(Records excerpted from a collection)
***

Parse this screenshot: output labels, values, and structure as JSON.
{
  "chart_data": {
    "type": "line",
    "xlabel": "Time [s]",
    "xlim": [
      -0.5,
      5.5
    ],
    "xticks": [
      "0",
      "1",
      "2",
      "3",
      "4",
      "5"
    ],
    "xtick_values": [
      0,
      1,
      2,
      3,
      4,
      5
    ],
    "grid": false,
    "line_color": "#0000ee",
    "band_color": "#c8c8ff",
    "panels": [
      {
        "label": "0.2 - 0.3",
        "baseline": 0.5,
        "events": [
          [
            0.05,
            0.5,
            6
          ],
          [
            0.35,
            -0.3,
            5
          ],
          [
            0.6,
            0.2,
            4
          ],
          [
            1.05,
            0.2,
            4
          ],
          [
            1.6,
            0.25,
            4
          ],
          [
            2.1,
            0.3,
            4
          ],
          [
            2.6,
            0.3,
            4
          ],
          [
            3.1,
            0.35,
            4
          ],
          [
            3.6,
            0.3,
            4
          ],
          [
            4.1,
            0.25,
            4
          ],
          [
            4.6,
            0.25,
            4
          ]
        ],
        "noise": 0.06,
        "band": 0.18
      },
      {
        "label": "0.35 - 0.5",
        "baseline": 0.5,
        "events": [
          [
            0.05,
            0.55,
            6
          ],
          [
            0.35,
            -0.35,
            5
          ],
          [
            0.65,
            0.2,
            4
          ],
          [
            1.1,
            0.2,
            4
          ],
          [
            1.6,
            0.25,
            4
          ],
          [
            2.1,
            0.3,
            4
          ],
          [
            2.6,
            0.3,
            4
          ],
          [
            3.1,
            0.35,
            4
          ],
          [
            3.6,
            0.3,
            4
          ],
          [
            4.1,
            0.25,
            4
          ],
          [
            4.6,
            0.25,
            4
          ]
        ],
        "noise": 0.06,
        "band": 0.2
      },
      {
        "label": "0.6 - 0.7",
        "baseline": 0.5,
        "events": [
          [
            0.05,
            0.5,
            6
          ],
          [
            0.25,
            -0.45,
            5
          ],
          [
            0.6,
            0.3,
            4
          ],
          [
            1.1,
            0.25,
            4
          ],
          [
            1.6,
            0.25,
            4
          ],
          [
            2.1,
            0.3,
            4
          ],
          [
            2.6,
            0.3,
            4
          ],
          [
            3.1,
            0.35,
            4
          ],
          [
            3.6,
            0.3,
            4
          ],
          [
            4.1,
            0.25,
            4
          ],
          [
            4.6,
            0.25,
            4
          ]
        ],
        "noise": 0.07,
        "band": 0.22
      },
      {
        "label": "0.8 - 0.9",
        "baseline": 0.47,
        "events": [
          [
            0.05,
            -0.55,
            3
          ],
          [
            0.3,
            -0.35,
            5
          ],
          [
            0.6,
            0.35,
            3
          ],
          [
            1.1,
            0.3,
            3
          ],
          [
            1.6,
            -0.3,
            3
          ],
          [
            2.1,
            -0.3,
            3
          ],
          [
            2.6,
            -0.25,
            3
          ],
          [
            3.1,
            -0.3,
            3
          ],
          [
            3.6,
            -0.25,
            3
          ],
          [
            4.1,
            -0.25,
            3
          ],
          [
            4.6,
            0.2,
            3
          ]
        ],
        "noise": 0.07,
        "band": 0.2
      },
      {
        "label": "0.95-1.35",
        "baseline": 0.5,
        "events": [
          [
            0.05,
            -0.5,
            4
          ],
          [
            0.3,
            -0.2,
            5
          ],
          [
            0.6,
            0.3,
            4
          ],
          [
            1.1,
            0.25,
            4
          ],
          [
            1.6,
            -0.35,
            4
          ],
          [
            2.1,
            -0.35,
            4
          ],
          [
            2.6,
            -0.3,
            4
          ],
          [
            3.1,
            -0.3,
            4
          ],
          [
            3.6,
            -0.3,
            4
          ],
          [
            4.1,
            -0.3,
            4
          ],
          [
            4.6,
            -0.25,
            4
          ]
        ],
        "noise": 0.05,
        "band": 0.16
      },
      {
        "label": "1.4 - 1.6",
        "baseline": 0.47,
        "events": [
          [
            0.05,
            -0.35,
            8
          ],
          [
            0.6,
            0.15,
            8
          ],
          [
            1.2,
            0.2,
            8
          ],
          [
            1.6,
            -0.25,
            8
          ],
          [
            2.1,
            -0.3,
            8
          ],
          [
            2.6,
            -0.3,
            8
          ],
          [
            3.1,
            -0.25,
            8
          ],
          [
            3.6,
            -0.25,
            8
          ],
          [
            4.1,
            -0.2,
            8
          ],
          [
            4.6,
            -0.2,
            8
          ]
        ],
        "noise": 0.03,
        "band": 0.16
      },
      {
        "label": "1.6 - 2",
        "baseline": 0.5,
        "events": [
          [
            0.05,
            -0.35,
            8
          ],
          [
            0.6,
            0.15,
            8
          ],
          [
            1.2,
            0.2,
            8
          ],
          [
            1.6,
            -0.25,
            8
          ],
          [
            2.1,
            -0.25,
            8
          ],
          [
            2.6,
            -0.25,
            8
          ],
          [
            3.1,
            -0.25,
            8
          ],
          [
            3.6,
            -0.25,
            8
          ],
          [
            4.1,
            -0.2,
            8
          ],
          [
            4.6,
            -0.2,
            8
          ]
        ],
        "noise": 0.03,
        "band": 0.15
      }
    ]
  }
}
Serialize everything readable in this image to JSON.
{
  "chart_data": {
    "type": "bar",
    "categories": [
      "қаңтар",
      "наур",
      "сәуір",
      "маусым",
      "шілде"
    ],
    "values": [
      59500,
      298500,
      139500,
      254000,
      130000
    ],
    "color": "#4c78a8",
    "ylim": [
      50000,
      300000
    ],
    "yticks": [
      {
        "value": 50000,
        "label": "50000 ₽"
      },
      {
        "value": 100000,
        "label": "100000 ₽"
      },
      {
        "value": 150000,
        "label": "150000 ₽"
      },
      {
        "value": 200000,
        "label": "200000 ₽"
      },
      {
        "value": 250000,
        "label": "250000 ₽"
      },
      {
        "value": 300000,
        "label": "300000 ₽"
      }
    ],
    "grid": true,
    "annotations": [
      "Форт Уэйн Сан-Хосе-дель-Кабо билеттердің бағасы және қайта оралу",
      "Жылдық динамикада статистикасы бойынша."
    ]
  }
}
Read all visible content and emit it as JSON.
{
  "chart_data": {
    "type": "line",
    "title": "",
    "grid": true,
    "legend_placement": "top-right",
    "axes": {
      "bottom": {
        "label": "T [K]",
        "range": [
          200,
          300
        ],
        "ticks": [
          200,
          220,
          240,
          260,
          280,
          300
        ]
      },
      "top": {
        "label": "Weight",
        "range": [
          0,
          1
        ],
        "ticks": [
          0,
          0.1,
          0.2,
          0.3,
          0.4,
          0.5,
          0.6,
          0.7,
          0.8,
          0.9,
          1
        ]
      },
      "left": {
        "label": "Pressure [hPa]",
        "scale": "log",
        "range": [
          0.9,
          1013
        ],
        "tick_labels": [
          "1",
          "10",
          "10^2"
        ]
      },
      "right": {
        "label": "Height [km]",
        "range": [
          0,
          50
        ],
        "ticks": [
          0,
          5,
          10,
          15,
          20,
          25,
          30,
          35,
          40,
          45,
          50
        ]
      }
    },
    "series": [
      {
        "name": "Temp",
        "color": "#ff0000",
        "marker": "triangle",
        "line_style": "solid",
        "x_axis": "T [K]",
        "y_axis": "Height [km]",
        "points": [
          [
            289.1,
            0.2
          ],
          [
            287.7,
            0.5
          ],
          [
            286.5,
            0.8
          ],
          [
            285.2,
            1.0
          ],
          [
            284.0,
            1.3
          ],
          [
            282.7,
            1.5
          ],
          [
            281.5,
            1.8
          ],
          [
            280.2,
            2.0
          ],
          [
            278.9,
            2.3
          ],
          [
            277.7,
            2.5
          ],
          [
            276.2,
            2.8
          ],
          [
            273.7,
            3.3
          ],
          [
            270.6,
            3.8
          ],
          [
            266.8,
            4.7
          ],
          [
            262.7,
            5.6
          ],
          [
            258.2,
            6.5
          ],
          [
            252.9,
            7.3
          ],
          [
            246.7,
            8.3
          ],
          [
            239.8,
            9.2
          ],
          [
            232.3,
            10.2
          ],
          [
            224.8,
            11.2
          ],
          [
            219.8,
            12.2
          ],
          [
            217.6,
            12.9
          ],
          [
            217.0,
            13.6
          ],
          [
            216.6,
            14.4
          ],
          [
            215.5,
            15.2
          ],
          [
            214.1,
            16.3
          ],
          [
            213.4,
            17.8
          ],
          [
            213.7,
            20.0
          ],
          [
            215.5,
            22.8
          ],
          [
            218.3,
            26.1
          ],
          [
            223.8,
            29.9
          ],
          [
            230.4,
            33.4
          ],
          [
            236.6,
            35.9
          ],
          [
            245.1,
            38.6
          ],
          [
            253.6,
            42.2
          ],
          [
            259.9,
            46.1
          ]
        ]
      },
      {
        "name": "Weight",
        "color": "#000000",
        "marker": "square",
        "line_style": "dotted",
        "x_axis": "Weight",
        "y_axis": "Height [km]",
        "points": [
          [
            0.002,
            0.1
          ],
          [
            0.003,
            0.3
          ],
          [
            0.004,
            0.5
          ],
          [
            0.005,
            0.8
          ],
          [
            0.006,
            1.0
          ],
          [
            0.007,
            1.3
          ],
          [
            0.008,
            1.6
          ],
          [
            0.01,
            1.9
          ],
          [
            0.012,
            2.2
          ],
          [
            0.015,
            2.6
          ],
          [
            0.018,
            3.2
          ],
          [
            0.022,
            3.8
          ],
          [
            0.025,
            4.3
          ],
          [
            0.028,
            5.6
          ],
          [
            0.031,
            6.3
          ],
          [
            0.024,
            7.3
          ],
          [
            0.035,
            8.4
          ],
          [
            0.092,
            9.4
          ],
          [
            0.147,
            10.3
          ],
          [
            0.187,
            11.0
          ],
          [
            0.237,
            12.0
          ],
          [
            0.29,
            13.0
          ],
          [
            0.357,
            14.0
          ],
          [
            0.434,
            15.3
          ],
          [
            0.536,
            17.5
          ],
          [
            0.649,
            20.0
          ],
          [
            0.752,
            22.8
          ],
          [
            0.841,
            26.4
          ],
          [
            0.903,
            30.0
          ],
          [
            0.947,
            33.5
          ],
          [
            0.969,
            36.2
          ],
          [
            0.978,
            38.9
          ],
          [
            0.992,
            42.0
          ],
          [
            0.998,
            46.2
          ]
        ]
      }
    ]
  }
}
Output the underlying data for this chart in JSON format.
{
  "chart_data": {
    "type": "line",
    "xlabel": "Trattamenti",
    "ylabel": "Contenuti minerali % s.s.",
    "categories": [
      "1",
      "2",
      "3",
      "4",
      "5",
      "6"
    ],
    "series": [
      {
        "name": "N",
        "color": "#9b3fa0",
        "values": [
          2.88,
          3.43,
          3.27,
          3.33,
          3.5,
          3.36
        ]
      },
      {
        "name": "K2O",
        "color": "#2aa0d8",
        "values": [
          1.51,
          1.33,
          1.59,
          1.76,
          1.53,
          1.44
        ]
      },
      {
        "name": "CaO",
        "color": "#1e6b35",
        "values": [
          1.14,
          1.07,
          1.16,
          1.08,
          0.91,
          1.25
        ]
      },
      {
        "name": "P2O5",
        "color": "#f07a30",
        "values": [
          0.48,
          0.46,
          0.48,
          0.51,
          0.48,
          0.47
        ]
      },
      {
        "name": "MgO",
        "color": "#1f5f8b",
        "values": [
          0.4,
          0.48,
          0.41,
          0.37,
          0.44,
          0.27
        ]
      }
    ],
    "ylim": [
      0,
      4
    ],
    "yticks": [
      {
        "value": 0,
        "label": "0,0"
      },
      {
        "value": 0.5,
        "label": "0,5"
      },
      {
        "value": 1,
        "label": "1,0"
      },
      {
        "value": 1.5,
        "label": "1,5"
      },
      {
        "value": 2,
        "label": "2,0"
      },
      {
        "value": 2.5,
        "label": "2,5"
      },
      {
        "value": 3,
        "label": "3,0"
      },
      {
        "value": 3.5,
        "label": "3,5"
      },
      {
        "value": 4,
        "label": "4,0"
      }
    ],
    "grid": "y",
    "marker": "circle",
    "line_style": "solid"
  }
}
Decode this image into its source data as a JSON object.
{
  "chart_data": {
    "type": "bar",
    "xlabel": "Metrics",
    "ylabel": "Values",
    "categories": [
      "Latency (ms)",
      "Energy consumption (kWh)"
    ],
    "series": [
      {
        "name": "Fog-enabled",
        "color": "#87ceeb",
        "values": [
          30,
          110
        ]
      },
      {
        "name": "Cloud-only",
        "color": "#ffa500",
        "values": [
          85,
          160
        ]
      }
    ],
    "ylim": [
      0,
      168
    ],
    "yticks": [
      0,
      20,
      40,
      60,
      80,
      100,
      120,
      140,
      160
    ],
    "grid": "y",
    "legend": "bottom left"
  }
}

***

> Instructions for the task
Of all the lines in the entries, how many contain the word "ylabel"? Give only the number.

> Task response
2